**TO BE DONE**
For each line below that includes the word "tired", make a copy.

* * * * * * * * *

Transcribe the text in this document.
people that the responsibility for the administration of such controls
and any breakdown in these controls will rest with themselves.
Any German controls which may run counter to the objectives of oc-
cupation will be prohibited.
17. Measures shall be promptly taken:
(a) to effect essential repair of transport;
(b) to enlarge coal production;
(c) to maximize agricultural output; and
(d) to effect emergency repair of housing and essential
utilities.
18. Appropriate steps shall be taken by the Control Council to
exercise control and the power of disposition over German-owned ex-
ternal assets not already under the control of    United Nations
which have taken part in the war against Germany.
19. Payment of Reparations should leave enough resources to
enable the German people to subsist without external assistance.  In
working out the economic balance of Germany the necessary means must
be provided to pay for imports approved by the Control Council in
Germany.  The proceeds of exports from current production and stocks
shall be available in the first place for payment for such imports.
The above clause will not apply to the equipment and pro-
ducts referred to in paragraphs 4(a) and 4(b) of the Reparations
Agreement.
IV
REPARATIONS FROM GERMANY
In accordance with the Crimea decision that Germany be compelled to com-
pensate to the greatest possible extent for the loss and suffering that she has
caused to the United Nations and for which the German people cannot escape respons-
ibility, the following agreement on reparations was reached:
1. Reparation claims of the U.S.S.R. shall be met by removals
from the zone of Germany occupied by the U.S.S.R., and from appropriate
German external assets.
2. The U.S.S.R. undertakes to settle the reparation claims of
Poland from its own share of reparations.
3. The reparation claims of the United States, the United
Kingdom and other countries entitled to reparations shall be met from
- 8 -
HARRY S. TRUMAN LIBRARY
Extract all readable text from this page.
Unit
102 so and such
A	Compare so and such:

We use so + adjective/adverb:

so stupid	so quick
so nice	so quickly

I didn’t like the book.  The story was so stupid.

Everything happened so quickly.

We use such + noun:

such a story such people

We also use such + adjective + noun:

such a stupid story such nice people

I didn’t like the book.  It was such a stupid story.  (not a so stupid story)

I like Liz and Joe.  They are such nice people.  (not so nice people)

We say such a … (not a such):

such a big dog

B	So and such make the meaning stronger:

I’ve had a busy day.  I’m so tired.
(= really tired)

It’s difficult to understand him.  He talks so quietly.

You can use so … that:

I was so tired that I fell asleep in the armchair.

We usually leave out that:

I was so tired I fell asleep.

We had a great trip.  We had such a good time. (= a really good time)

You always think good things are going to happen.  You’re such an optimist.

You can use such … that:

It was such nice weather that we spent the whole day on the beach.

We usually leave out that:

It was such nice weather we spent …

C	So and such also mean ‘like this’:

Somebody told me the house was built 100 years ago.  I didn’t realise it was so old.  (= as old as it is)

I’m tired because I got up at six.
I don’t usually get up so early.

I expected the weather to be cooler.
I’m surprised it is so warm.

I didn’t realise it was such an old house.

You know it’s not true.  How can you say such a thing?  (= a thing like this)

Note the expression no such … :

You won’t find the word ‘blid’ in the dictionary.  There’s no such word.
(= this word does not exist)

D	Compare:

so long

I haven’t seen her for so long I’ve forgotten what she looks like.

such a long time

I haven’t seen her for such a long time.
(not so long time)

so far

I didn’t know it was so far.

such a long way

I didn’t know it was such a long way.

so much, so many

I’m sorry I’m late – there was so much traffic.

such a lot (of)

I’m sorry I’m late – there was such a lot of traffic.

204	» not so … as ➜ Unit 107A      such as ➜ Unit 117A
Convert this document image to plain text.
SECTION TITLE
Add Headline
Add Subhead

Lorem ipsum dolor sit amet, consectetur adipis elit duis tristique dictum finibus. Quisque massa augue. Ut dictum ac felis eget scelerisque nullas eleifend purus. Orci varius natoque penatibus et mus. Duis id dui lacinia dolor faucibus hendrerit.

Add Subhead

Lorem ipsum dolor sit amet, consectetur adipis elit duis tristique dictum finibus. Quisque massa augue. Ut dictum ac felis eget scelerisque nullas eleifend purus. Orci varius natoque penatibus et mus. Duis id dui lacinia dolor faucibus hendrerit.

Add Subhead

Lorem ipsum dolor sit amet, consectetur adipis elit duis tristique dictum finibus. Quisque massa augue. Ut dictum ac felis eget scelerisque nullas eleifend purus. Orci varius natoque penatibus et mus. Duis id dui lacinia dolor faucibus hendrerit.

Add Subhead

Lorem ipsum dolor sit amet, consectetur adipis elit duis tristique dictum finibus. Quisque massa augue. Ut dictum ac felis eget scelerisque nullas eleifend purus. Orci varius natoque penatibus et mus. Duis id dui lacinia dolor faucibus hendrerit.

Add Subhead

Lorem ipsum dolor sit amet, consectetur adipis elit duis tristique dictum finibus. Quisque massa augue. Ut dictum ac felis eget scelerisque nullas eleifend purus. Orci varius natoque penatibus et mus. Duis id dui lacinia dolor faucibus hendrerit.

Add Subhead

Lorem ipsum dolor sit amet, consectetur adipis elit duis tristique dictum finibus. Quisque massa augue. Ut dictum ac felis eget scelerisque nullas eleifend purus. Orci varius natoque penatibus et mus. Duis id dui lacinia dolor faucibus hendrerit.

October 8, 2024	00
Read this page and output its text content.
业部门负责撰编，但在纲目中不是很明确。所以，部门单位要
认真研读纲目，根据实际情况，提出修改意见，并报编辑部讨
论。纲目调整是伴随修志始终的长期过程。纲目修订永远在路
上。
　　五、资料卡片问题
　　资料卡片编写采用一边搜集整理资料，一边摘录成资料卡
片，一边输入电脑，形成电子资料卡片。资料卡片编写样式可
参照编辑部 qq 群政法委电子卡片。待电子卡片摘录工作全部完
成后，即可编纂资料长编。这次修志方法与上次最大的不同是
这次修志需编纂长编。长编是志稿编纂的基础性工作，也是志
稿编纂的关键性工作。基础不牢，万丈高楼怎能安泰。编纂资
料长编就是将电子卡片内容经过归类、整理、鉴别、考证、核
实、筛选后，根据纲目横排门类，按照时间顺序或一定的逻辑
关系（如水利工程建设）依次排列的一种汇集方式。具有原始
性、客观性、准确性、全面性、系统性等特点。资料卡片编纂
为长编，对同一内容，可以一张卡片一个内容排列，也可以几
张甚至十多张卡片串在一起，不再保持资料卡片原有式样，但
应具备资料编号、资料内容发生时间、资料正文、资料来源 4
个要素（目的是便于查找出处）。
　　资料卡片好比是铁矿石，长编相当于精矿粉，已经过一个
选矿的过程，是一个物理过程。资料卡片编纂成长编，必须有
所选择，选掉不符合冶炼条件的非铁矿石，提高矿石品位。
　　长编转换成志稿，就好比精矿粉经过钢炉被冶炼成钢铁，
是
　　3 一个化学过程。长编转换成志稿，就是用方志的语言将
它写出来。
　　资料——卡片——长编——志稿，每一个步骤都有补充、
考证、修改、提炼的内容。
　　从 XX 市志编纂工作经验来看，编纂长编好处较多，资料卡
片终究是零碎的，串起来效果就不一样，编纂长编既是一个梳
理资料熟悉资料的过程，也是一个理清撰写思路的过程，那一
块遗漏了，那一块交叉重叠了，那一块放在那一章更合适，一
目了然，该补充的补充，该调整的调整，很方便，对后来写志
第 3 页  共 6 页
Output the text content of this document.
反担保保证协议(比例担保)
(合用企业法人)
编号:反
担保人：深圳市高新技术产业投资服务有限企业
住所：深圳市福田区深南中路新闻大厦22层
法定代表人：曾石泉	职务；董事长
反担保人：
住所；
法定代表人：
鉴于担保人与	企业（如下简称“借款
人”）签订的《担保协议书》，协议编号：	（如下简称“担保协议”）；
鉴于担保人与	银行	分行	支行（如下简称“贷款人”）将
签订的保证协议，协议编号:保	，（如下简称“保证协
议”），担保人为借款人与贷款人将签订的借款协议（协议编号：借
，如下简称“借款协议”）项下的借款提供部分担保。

* * * * * * * * *

**COMPLETED EXERCISE**
I’ve had a busy day.  I’m so tired.
(= really tired)
I was so tired that I fell asleep in the armchair.
I was so tired I fell asleep.
I’m tired because I got up at six.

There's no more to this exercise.